WHAT TO DO | Please report every line from the material that contains the word "Exclusão".

----- DATASET RECORDS -----

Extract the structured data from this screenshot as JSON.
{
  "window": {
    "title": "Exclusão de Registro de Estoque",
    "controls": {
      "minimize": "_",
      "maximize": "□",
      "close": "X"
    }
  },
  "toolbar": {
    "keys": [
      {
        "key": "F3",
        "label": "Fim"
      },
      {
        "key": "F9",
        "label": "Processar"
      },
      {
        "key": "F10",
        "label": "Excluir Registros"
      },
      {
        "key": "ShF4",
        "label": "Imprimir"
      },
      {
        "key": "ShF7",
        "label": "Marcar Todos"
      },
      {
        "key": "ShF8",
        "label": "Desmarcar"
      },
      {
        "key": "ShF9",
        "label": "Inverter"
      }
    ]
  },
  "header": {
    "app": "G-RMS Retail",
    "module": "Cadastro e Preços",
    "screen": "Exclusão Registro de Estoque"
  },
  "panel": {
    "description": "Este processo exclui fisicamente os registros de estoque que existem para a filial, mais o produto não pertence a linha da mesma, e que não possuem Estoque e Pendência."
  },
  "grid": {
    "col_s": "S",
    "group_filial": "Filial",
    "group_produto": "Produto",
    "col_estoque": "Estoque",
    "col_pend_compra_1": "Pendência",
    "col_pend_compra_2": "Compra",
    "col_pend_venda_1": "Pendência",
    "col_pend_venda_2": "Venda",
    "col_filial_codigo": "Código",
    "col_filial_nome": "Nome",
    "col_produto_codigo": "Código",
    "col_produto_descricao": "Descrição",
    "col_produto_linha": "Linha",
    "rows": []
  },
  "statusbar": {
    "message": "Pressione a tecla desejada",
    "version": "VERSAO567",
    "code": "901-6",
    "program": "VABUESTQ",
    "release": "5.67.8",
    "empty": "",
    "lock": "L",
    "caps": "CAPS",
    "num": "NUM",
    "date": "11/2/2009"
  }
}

-----

EXERCISE RESULT |
    "title": "Exclusão de Registro de Estoque",
    "screen": "Exclusão Registro de Estoque"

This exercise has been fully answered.